* Task to carry out
Write out the data below in full, unchanged, minus the images.

[Data for this task start]

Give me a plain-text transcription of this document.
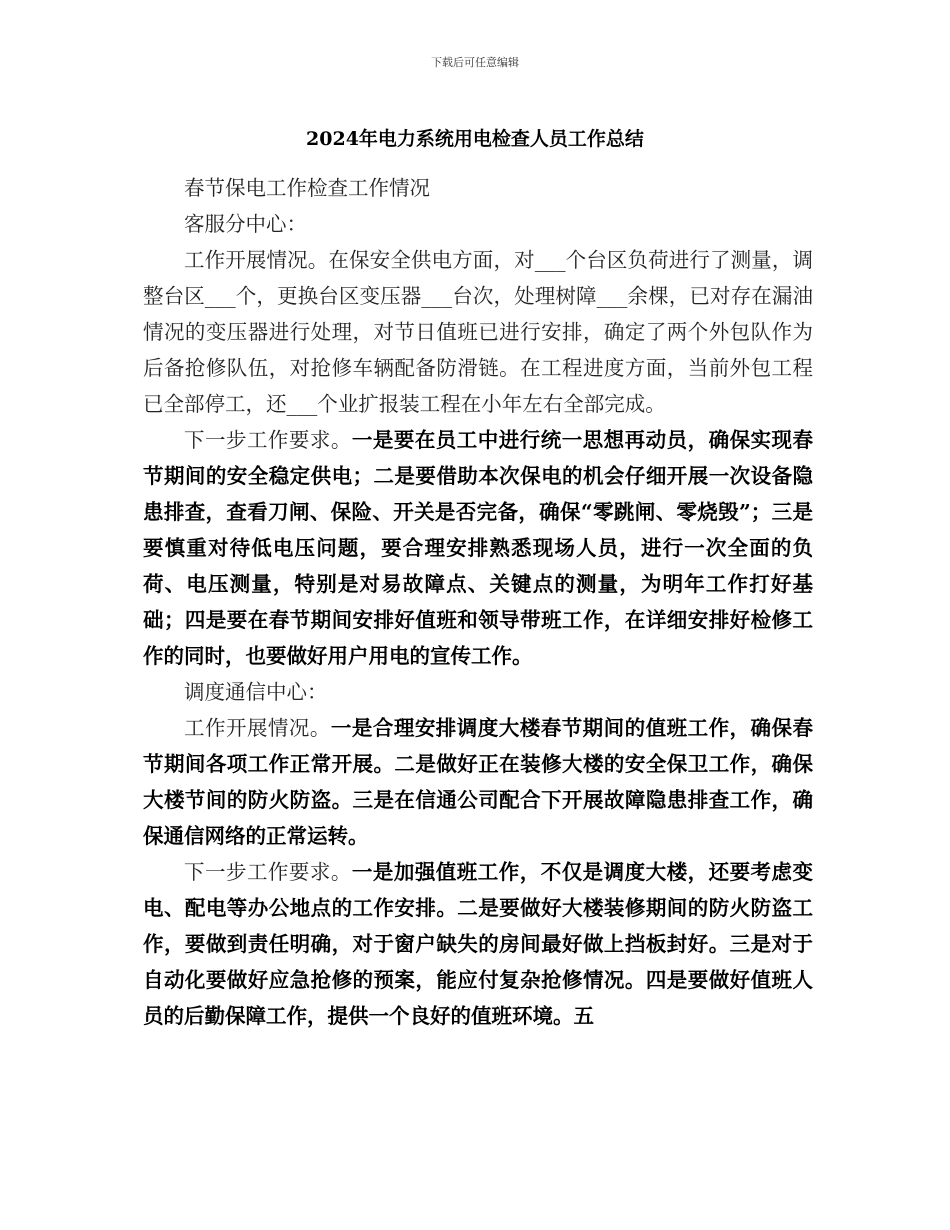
下载后可任意编辑
2024年电力系统用电检查人员工作总结

春节保电工作检查工作情况

客服分中心：

工作开展情况。在保安全供电方面，对___个台区负荷进行了测量，调整台区___个，更换台区变压器___台次，处理树障___余棵，已对存在漏油情况的变压器进行处理，对节日值班已进行安排，确定了两个外包队作为后备抢修队伍，对抢修车辆配备防滑链。在工程进度方面，当前外包工程已全部停工，还___个业扩报装工程在小年左右全部完成。

下一步工作要求。一是要在员工中进行统一思想再动员，确保实现春节期间的安全稳定供电；二是要借助本次保电的机会仔细开展一次设备隐患排查，查看刀闸、保险、开关是否完备，确保“零跳闸、零烧毁”；三是要慎重对待低电压问题，要合理安排熟悉现场人员，进行一次全面的负荷、电压测量，特别是对易故障点、关键点的测量，为明年工作打好基础；四是要在春节期间安排好值班和领导带班工作，在详细安排好检修工作的同时，也要做好用户用电的宣传工作。

调度通信中心：

工作开展情况。一是合理安排调度大楼春节期间的值班工作，确保春节期间各项工作正常开展。二是做好正在装修大楼的安全保卫工作，确保大楼节间的防火防盗。三是在信通公司配合下开展故障隐患排查工作，确保通信网络的正常运转。

下一步工作要求。一是加强值班工作，不仅是调度大楼，还要考虑变电、配电等办公地点的工作安排。二是要做好大楼装修期间的防火防盗工作，要做到责任明确，对于窗户缺失的房间最好做上挡板封好。三是对于自动化要做好应急抢修的预案，能应付复杂抢修情况。四是要做好值班人员的后勤保障工作，提供一个良好的值班环境。五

[Data for this task end]

* Answer to this task
Give me a plain-text transcription of this document.
下载后可任意编辑
2024年电力系统用电检查人员工作总结

春节保电工作检查工作情况

客服分中心：

工作开展情况。在保安全供电方面，对___个台区负荷进行了测量，调整台区___个，更换台区变压器___台次，处理树障___余棵，已对存在漏油情况的变压器进行处理，对节日值班已进行安排，确定了两个外包队作为后备抢修队伍，对抢修车辆配备防滑链。在工程进度方面，当前外包工程已全部停工，还___个业扩报装工程在小年左右全部完成。

下一步工作要求。一是要在员工中进行统一思想再动员，确保实现春节期间的安全稳定供电；二是要借助本次保电的机会仔细开展一次设备隐患排查，查看刀闸、保险、开关是否完备，确保“零跳闸、零烧毁”；三是要慎重对待低电压问题，要合理安排熟悉现场人员，进行一次全面的负荷、电压测量，特别是对易故障点、关键点的测量，为明年工作打好基础；四是要在春节期间安排好值班和领导带班工作，在详细安排好检修工作的同时，也要做好用户用电的宣传工作。

调度通信中心：

工作开展情况。一是合理安排调度大楼春节期间的值班工作，确保春节期间各项工作正常开展。二是做好正在装修大楼的安全保卫工作，确保大楼节间的防火防盗。三是在信通公司配合下开展故障隐患排查工作，确保通信网络的正常运转。

下一步工作要求。一是加强值班工作，不仅是调度大楼，还要考虑变电、配电等办公地点的工作安排。二是要做好大楼装修期间的防火防盗工作，要做到责任明确，对于窗户缺失的房间最好做上挡板封好。三是对于自动化要做好应急抢修的预案，能应付复杂抢修情况。四是要做好值班人员的后勤保障工作，提供一个良好的值班环境。五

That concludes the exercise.